Begin

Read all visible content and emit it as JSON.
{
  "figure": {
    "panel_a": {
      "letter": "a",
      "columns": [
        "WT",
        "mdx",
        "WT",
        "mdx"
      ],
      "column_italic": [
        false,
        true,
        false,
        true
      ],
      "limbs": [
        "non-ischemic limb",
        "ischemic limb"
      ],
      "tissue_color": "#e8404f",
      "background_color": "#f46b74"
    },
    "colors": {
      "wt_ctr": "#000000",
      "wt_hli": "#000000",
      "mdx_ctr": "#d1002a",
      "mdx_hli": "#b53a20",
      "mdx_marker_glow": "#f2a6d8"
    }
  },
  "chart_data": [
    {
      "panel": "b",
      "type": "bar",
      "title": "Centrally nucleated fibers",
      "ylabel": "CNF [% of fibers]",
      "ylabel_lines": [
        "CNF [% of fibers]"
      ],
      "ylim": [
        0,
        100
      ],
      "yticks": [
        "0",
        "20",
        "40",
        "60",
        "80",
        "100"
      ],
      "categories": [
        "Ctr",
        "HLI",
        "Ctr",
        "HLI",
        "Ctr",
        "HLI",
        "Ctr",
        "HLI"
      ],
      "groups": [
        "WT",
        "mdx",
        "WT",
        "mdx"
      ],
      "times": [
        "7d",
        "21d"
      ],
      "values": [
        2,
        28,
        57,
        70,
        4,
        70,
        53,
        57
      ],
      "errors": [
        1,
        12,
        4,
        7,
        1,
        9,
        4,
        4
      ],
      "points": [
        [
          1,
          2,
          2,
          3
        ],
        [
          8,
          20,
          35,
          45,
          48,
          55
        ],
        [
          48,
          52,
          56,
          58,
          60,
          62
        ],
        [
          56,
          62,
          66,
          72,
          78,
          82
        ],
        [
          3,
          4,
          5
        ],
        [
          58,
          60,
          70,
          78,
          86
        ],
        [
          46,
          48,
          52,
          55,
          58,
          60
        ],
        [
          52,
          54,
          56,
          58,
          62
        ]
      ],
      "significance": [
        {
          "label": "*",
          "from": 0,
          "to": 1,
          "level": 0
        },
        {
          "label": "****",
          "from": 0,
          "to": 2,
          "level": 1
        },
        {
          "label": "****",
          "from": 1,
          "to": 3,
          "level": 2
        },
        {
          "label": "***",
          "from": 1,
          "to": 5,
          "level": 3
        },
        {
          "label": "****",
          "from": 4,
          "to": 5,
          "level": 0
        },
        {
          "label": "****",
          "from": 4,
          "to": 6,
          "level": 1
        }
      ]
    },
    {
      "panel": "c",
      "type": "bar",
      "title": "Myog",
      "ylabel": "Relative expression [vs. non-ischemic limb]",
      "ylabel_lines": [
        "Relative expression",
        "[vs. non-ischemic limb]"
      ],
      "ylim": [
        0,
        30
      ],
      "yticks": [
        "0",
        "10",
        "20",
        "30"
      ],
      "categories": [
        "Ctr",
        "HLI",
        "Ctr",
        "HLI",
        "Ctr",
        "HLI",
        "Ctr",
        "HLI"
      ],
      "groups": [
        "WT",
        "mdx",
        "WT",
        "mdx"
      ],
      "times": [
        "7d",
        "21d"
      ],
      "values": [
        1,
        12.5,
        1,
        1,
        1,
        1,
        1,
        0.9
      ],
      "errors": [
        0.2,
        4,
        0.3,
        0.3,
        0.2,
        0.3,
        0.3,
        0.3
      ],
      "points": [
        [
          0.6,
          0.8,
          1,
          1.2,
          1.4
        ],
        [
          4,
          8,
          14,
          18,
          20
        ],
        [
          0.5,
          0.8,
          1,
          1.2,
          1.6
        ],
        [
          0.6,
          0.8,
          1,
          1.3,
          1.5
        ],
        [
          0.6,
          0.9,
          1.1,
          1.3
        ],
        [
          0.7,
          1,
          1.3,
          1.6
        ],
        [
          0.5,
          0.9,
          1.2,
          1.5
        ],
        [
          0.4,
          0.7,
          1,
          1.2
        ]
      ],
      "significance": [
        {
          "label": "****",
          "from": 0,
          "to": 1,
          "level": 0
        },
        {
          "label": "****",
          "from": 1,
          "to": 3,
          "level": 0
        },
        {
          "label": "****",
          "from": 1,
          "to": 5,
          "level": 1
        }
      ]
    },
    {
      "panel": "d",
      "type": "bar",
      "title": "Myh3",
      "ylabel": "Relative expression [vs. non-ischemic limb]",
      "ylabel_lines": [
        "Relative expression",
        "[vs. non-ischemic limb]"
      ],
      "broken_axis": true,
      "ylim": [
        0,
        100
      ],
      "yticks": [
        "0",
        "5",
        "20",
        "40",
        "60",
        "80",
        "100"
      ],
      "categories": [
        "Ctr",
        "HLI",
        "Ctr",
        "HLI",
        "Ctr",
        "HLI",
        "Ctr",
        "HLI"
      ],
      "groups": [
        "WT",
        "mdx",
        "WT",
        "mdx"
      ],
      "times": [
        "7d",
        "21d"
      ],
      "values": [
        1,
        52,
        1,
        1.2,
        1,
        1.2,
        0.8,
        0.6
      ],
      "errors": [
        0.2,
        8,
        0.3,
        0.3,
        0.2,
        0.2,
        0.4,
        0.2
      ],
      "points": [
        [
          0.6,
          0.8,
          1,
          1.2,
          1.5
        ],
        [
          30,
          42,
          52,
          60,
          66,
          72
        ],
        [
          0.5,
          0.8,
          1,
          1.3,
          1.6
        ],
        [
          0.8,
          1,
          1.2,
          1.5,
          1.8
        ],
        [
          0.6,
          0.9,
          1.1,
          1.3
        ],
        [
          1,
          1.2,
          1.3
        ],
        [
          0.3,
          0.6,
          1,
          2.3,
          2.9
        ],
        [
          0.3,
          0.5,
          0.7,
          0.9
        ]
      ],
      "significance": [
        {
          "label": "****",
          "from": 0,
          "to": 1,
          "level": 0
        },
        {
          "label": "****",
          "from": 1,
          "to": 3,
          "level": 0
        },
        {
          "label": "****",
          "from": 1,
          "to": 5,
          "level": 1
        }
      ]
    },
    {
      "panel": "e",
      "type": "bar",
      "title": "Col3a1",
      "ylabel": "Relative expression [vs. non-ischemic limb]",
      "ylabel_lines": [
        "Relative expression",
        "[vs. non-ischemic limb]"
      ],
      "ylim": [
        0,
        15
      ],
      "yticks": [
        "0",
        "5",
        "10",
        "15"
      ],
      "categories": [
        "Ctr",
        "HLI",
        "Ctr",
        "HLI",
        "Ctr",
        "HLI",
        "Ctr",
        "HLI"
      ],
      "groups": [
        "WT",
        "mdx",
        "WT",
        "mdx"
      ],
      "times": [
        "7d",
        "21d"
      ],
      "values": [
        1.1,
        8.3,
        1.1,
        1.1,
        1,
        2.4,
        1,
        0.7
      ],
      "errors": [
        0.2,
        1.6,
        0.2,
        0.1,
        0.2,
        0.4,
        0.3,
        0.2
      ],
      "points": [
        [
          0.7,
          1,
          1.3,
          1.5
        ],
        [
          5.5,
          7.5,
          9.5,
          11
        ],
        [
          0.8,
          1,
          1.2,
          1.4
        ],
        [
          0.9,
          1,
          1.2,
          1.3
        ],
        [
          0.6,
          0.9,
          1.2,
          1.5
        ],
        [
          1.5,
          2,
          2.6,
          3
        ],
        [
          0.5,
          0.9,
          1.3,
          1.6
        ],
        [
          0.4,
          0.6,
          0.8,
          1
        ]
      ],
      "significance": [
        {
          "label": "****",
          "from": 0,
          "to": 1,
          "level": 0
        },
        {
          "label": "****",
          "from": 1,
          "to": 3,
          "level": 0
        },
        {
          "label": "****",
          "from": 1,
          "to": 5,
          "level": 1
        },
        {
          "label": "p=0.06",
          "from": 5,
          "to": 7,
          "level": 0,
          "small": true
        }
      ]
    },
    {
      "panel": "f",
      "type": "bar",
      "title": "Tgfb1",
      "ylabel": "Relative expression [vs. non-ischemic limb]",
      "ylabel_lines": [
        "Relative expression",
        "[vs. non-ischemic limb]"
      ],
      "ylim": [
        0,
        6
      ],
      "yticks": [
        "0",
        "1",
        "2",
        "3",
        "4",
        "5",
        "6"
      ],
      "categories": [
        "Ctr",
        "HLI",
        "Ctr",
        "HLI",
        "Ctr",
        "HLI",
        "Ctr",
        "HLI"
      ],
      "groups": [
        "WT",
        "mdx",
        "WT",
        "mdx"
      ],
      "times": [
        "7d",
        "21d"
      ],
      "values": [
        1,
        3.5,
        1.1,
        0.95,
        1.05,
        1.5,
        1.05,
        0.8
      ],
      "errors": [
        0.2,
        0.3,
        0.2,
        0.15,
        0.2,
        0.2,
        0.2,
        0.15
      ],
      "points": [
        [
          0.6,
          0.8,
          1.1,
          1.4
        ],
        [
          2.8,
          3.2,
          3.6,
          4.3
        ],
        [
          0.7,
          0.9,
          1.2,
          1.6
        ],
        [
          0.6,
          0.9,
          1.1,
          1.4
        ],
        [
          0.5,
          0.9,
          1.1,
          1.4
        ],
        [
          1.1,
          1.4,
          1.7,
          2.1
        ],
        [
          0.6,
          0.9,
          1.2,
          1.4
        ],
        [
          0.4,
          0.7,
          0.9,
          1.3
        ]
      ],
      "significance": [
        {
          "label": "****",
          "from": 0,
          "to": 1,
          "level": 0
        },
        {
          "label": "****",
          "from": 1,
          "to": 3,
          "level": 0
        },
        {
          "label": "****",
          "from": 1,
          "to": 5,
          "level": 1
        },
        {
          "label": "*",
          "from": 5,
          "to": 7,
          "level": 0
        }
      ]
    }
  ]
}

End

__WHAT YOU WILL DO__. Pick each line holding the word "title" out of the listing.

__TASK OUTPUT__.
      "title": "Centrally nucleated fibers",
      "title": "Myog",
      "title": "Myh3",
      "title": "Col3a1",
      "title": "Tgfb1",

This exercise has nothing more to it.